(Saved entries)
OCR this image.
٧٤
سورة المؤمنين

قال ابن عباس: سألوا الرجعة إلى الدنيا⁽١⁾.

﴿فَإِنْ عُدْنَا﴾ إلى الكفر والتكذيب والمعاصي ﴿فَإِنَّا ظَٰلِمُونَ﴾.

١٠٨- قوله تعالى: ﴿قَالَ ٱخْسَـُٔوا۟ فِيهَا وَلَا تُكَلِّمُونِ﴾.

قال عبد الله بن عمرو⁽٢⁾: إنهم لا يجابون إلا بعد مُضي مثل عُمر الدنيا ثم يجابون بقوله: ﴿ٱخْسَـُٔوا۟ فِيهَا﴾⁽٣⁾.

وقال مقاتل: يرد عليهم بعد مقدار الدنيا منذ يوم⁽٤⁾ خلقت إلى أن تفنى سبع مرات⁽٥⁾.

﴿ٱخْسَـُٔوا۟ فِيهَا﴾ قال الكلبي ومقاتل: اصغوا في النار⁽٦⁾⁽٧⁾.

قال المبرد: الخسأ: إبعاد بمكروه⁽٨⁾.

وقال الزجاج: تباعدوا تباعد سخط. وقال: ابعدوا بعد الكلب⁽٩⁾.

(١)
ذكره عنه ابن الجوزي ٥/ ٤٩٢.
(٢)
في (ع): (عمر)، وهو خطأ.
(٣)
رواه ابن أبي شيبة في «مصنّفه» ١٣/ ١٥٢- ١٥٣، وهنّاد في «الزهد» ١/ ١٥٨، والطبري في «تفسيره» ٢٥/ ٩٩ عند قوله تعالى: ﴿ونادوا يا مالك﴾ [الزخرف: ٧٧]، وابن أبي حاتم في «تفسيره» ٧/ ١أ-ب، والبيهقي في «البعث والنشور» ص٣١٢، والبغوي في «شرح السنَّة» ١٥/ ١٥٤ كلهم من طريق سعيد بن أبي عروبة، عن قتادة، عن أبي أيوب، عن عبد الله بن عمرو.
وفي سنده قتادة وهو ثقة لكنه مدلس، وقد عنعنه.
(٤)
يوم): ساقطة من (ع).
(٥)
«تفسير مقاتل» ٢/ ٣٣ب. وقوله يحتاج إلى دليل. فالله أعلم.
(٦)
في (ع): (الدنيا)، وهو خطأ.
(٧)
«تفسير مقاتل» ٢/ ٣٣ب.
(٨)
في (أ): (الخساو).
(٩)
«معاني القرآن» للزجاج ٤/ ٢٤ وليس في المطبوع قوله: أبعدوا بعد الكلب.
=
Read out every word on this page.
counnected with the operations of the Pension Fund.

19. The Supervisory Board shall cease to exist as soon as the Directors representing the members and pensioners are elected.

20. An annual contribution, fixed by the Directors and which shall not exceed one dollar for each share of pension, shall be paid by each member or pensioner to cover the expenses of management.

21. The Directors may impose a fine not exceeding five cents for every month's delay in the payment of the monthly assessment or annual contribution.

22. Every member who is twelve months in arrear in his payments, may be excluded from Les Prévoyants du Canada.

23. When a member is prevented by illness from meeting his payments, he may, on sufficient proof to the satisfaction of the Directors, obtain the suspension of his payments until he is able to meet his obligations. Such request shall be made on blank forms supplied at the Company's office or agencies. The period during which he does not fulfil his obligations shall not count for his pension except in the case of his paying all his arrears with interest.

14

*What needs to be done*: Write out the entries above word for word.

*Exercise solution*:
OCR this image.
٧٤
سورة المؤمنين

قال ابن عباس: سألوا الرجعة إلى الدنيا⁽١⁾.

﴿فَإِنْ عُدْنَا﴾ إلى الكفر والتكذيب والمعاصي ﴿فَإِنَّا ظَٰلِمُونَ﴾.

١٠٨- قوله تعالى: ﴿قَالَ ٱخْسَـُٔوا۟ فِيهَا وَلَا تُكَلِّمُونِ﴾.

قال عبد الله بن عمرو⁽٢⁾: إنهم لا يجابون إلا بعد مُضي مثل عُمر الدنيا ثم يجابون بقوله: ﴿ٱخْسَـُٔوا۟ فِيهَا﴾⁽٣⁾.

وقال مقاتل: يرد عليهم بعد مقدار الدنيا منذ يوم⁽٤⁾ خلقت إلى أن تفنى سبع مرات⁽٥⁾.

﴿ٱخْسَـُٔوا۟ فِيهَا﴾ قال الكلبي ومقاتل: اصغوا في النار⁽٦⁾⁽٧⁾.

قال المبرد: الخسأ: إبعاد بمكروه⁽٨⁾.

وقال الزجاج: تباعدوا تباعد سخط. وقال: ابعدوا بعد الكلب⁽٩⁾.

(١)
ذكره عنه ابن الجوزي ٥/ ٤٩٢.
(٢)
في (ع): (عمر)، وهو خطأ.
(٣)
رواه ابن أبي شيبة في «مصنّفه» ١٣/ ١٥٢- ١٥٣، وهنّاد في «الزهد» ١/ ١٥٨، والطبري في «تفسيره» ٢٥/ ٩٩ عند قوله تعالى: ﴿ونادوا يا مالك﴾ [الزخرف: ٧٧]، وابن أبي حاتم في «تفسيره» ٧/ ١أ-ب، والبيهقي في «البعث والنشور» ص٣١٢، والبغوي في «شرح السنَّة» ١٥/ ١٥٤ كلهم من طريق سعيد بن أبي عروبة، عن قتادة، عن أبي أيوب، عن عبد الله بن عمرو.
وفي سنده قتادة وهو ثقة لكنه مدلس، وقد عنعنه.
(٤)
يوم): ساقطة من (ع).
(٥)
«تفسير مقاتل» ٢/ ٣٣ب. وقوله يحتاج إلى دليل. فالله أعلم.
(٦)
في (ع): (الدنيا)، وهو خطأ.
(٧)
«تفسير مقاتل» ٢/ ٣٣ب.
(٨)
في (أ): (الخساو).
(٩)
«معاني القرآن» للزجاج ٤/ ٢٤ وليس في المطبوع قوله: أبعدوا بعد الكلب.
=
Read out every word on this page.
counnected with the operations of the Pension Fund.

19. The Supervisory Board shall cease to exist as soon as the Directors representing the members and pensioners are elected.

20. An annual contribution, fixed by the Directors and which shall not exceed one dollar for each share of pension, shall be paid by each member or pensioner to cover the expenses of management.

21. The Directors may impose a fine not exceeding five cents for every month's delay in the payment of the monthly assessment or annual contribution.

22. Every member who is twelve months in arrear in his payments, may be excluded from Les Prévoyants du Canada.

23. When a member is prevented by illness from meeting his payments, he may, on sufficient proof to the satisfaction of the Directors, obtain the suspension of his payments until he is able to meet his obligations. Such request shall be made on blank forms supplied at the Company's office or agencies. The period during which he does not fulfil his obligations shall not count for his pension except in the case of his paying all his arrears with interest.

14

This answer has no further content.